### Listed records:
◇ ◇ ◇ ◇

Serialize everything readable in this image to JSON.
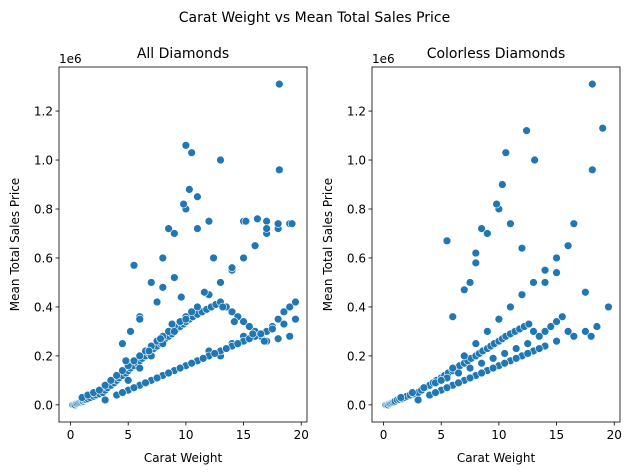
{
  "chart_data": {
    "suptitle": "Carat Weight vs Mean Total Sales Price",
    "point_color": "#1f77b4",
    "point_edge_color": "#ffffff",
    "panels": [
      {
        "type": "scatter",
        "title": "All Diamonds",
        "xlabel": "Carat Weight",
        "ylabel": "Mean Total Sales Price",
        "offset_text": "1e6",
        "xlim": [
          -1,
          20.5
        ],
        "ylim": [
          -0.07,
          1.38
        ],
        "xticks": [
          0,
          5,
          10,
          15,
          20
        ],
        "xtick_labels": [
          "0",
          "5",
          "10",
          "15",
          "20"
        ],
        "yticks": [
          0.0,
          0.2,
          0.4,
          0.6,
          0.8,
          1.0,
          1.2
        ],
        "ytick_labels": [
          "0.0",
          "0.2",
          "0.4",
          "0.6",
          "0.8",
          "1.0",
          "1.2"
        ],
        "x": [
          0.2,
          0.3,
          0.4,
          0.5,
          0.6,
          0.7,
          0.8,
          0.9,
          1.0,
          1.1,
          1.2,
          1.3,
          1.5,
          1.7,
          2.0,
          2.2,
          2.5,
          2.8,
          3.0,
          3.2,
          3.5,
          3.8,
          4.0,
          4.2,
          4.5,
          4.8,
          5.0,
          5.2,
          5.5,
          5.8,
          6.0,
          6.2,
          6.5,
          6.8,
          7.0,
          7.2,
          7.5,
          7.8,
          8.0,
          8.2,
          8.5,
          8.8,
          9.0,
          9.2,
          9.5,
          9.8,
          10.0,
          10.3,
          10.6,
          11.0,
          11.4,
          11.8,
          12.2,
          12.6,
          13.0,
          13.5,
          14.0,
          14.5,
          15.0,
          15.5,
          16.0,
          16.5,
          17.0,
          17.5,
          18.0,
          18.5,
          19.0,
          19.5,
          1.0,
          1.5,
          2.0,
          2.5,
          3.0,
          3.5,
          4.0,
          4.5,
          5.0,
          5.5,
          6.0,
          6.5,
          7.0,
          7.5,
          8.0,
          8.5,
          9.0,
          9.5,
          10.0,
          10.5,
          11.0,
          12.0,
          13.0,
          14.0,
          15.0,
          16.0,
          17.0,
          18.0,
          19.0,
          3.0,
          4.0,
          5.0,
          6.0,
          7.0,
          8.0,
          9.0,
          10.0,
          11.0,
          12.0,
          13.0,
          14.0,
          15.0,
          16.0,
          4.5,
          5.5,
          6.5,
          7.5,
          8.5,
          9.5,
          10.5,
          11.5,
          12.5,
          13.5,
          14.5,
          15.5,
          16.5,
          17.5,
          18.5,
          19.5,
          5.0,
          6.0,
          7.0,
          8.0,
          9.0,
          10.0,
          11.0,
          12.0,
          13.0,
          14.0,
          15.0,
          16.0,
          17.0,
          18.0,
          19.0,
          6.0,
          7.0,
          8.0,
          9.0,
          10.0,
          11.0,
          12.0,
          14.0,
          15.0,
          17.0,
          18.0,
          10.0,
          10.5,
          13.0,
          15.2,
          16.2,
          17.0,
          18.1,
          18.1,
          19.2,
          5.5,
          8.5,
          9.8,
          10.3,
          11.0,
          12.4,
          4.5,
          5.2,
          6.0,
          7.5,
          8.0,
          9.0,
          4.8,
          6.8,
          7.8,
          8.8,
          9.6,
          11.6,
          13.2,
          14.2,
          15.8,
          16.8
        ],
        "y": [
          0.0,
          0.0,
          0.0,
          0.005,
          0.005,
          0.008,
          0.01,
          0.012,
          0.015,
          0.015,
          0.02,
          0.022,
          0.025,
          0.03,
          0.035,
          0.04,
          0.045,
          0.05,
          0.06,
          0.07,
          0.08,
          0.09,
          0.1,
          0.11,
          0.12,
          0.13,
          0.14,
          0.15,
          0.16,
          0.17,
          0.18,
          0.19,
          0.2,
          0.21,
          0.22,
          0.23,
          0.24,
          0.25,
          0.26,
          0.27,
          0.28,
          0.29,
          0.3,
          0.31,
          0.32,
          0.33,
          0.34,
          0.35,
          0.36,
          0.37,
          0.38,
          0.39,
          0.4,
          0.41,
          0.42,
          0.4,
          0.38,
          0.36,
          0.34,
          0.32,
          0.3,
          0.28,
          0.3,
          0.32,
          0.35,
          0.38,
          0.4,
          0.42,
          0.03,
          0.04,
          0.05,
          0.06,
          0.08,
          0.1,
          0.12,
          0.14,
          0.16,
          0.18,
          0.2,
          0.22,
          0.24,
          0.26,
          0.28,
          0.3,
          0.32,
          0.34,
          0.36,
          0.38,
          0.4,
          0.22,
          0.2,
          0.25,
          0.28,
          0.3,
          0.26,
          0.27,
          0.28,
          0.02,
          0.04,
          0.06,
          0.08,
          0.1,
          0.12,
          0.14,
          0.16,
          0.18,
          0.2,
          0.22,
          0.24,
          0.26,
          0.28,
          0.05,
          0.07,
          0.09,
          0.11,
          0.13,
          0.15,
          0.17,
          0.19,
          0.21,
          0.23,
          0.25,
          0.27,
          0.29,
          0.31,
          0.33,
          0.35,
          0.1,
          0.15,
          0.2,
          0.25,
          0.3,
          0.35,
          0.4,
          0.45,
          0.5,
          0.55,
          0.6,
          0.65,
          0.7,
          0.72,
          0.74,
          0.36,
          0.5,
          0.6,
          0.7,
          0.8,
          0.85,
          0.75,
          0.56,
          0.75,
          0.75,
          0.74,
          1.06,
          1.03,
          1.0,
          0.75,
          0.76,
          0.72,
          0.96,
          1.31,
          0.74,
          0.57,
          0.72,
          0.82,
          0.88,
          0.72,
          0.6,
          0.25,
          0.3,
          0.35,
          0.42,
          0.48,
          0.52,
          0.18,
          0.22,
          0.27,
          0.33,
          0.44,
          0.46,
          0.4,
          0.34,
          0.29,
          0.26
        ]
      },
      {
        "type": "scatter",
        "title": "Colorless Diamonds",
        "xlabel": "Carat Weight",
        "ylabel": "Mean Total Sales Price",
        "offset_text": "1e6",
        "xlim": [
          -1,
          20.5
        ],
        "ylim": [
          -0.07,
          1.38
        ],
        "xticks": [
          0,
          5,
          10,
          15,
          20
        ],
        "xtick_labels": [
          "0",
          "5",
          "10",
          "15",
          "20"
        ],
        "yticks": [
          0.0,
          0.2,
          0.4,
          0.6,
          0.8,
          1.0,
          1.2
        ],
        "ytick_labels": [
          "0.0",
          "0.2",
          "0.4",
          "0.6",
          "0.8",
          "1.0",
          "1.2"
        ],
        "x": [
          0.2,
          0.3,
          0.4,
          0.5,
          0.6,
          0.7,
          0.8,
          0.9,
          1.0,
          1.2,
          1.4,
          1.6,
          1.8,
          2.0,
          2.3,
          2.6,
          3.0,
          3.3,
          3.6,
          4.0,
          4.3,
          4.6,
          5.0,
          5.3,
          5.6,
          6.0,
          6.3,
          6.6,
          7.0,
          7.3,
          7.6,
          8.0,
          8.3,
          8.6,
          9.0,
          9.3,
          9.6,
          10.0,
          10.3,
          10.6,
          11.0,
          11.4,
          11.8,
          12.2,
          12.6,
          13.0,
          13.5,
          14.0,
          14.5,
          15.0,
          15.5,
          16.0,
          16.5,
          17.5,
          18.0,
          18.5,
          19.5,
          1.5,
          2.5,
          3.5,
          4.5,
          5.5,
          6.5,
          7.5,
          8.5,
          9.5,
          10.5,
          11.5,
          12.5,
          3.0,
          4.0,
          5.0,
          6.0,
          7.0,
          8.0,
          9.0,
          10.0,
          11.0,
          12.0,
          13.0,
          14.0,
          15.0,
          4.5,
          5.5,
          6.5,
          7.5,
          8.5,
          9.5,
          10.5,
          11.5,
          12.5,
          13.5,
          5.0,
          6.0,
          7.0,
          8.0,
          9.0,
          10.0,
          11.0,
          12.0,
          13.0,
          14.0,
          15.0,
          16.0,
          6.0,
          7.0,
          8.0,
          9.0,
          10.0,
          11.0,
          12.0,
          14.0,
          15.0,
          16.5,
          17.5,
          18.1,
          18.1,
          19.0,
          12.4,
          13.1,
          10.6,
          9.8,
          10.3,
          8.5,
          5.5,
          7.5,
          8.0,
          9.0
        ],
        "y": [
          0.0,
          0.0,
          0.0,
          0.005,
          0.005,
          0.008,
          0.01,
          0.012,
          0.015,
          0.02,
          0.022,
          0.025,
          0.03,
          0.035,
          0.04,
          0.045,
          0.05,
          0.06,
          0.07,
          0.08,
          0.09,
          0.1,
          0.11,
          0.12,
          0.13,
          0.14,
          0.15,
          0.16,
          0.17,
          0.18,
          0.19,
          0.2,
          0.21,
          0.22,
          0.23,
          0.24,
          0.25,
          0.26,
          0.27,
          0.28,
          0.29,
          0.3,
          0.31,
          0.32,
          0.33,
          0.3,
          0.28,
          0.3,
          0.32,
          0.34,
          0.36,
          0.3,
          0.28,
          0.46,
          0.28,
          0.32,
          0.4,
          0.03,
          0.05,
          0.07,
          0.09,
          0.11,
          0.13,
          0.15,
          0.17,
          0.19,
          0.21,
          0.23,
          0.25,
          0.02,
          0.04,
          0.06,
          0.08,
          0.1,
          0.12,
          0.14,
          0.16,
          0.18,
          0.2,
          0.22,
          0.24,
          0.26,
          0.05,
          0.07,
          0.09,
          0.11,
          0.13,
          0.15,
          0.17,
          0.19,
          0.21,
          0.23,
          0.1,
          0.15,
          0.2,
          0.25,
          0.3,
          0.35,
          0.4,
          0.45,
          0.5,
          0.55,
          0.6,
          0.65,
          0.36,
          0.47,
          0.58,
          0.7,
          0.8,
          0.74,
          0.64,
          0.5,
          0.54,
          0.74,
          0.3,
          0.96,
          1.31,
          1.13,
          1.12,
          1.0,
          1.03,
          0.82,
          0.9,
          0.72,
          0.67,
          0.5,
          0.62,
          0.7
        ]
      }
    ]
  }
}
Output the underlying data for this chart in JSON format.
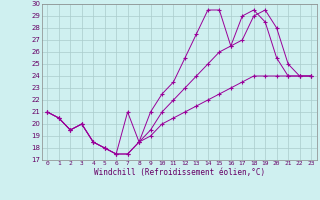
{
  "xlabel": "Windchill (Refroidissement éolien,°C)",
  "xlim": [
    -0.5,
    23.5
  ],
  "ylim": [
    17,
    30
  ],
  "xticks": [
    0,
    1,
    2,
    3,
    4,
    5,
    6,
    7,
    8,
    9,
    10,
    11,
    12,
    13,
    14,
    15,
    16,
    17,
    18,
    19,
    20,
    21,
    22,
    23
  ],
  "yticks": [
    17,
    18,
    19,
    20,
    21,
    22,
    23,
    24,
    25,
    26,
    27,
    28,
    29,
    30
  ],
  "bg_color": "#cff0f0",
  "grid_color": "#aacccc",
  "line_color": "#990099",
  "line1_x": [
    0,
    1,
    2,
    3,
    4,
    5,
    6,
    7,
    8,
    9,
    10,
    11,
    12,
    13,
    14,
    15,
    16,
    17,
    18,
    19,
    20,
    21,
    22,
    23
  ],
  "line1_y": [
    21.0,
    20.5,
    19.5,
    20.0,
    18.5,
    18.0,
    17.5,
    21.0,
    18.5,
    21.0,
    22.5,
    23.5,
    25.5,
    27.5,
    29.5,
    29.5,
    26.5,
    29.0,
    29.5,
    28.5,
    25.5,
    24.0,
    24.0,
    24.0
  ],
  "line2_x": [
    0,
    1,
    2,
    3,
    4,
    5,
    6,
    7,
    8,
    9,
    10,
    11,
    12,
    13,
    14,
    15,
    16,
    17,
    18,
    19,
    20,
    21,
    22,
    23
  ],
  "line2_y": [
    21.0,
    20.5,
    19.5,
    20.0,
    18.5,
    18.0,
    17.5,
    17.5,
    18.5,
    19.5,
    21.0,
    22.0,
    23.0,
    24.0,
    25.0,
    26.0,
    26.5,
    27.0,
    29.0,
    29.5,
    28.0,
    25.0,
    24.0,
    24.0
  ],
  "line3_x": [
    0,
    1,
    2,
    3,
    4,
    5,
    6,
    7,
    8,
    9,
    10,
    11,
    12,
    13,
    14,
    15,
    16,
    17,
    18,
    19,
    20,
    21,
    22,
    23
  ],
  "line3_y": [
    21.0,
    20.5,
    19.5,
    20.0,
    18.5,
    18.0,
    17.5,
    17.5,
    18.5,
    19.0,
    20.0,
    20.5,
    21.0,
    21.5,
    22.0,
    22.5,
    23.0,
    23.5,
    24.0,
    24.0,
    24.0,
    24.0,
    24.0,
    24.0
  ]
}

◇ ◇ ◇ ◇

### Requirements:
Return only the number of lines in the data that contain "Diamonds".

### The solution:
2